(Stored records)
.....

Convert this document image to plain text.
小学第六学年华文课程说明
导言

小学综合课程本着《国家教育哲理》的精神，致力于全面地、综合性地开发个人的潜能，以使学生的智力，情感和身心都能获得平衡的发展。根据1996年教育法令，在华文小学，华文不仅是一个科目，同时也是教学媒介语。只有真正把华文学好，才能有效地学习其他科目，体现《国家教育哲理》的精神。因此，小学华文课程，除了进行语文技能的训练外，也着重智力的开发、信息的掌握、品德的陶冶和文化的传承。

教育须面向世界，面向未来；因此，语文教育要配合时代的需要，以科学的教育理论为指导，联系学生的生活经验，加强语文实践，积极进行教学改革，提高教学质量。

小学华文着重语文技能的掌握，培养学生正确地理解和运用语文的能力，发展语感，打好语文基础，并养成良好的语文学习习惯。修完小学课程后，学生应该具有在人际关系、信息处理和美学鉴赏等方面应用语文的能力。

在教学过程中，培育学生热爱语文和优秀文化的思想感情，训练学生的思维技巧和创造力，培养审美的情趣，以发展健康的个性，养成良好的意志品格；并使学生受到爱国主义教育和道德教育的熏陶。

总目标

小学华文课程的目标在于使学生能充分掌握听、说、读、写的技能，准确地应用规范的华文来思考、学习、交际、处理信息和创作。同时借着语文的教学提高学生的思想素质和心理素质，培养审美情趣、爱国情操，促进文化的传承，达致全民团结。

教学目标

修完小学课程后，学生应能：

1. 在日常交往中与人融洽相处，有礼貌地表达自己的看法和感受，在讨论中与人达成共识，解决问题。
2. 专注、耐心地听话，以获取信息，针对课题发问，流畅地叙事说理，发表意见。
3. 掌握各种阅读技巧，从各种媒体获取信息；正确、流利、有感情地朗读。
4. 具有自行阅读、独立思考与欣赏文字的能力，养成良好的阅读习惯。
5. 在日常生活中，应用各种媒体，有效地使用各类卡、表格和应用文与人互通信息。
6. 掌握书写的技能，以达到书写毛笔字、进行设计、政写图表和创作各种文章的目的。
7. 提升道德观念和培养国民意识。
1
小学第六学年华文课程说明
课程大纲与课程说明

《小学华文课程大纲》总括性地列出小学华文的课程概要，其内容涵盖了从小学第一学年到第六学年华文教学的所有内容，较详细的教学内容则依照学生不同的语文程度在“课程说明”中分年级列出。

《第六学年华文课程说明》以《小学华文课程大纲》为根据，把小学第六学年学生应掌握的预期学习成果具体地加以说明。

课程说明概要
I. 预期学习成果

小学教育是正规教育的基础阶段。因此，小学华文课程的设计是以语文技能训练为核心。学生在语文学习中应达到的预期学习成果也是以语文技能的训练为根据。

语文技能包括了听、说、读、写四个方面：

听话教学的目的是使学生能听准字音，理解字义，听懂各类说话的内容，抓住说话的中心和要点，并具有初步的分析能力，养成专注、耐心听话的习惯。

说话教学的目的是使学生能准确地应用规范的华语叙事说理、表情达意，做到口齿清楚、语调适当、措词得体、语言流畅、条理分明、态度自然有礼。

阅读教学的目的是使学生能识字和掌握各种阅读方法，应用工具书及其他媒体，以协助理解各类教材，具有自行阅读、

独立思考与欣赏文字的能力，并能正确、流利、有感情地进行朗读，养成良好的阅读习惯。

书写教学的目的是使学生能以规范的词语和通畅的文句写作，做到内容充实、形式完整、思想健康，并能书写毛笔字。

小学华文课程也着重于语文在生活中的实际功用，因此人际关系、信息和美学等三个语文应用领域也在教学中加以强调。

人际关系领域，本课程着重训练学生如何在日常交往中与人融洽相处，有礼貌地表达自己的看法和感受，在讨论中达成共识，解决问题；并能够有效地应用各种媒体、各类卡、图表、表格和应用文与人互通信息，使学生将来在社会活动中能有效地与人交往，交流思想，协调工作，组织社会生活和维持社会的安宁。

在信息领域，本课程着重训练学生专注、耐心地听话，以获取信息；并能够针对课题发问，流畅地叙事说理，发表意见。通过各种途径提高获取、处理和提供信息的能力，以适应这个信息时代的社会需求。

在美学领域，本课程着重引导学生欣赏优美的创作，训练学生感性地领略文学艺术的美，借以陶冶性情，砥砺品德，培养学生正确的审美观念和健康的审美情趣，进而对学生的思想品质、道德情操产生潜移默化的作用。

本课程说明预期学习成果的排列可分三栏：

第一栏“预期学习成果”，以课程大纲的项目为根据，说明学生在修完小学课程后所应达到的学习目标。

.....

Exactly reproduce every record.

Convert this document image to plain text.
小学第六学年华文课程说明
导言

小学综合课程本着《国家教育哲理》的精神，致力于全面地、综合性地开发个人的潜能，以使学生的智力，情感和身心都能获得平衡的发展。根据1996年教育法令，在华文小学，华文不仅是一个科目，同时也是教学媒介语。只有真正把华文学好，才能有效地学习其他科目，体现《国家教育哲理》的精神。因此，小学华文课程，除了进行语文技能的训练外，也着重智力的开发、信息的掌握、品德的陶冶和文化的传承。

教育须面向世界，面向未来；因此，语文教育要配合时代的需要，以科学的教育理论为指导，联系学生的生活经验，加强语文实践，积极进行教学改革，提高教学质量。

小学华文着重语文技能的掌握，培养学生正确地理解和运用语文的能力，发展语感，打好语文基础，并养成良好的语文学习习惯。修完小学课程后，学生应该具有在人际关系、信息处理和美学鉴赏等方面应用语文的能力。

在教学过程中，培育学生热爱语文和优秀文化的思想感情，训练学生的思维技巧和创造力，培养审美的情趣，以发展健康的个性，养成良好的意志品格；并使学生受到爱国主义教育和道德教育的熏陶。

总目标

小学华文课程的目标在于使学生能充分掌握听、说、读、写的技能，准确地应用规范的华文来思考、学习、交际、处理信息和创作。同时借着语文的教学提高学生的思想素质和心理素质，培养审美情趣、爱国情操，促进文化的传承，达致全民团结。

教学目标

修完小学课程后，学生应能：

1. 在日常交往中与人融洽相处，有礼貌地表达自己的看法和感受，在讨论中与人达成共识，解决问题。
2. 专注、耐心地听话，以获取信息，针对课题发问，流畅地叙事说理，发表意见。
3. 掌握各种阅读技巧，从各种媒体获取信息；正确、流利、有感情地朗读。
4. 具有自行阅读、独立思考与欣赏文字的能力，养成良好的阅读习惯。
5. 在日常生活中，应用各种媒体，有效地使用各类卡、表格和应用文与人互通信息。
6. 掌握书写的技能，以达到书写毛笔字、进行设计、政写图表和创作各种文章的目的。
7. 提升道德观念和培养国民意识。
1
小学第六学年华文课程说明
课程大纲与课程说明

《小学华文课程大纲》总括性地列出小学华文的课程概要，其内容涵盖了从小学第一学年到第六学年华文教学的所有内容，较详细的教学内容则依照学生不同的语文程度在“课程说明”中分年级列出。

《第六学年华文课程说明》以《小学华文课程大纲》为根据，把小学第六学年学生应掌握的预期学习成果具体地加以说明。

课程说明概要
I. 预期学习成果

小学教育是正规教育的基础阶段。因此，小学华文课程的设计是以语文技能训练为核心。学生在语文学习中应达到的预期学习成果也是以语文技能的训练为根据。

语文技能包括了听、说、读、写四个方面：

听话教学的目的是使学生能听准字音，理解字义，听懂各类说话的内容，抓住说话的中心和要点，并具有初步的分析能力，养成专注、耐心听话的习惯。

说话教学的目的是使学生能准确地应用规范的华语叙事说理、表情达意，做到口齿清楚、语调适当、措词得体、语言流畅、条理分明、态度自然有礼。

阅读教学的目的是使学生能识字和掌握各种阅读方法，应用工具书及其他媒体，以协助理解各类教材，具有自行阅读、

独立思考与欣赏文字的能力，并能正确、流利、有感情地进行朗读，养成良好的阅读习惯。

书写教学的目的是使学生能以规范的词语和通畅的文句写作，做到内容充实、形式完整、思想健康，并能书写毛笔字。

小学华文课程也着重于语文在生活中的实际功用，因此人际关系、信息和美学等三个语文应用领域也在教学中加以强调。

人际关系领域，本课程着重训练学生如何在日常交往中与人融洽相处，有礼貌地表达自己的看法和感受，在讨论中达成共识，解决问题；并能够有效地应用各种媒体、各类卡、图表、表格和应用文与人互通信息，使学生将来在社会活动中能有效地与人交往，交流思想，协调工作，组织社会生活和维持社会的安宁。

在信息领域，本课程着重训练学生专注、耐心地听话，以获取信息；并能够针对课题发问，流畅地叙事说理，发表意见。通过各种途径提高获取、处理和提供信息的能力，以适应这个信息时代的社会需求。

在美学领域，本课程着重引导学生欣赏优美的创作，训练学生感性地领略文学艺术的美，借以陶冶性情，砥砺品德，培养学生正确的审美观念和健康的审美情趣，进而对学生的思想品质、道德情操产生潜移默化的作用。

本课程说明预期学习成果的排列可分三栏：

第一栏“预期学习成果”，以课程大纲的项目为根据，说明学生在修完小学课程后所应达到的学习目标。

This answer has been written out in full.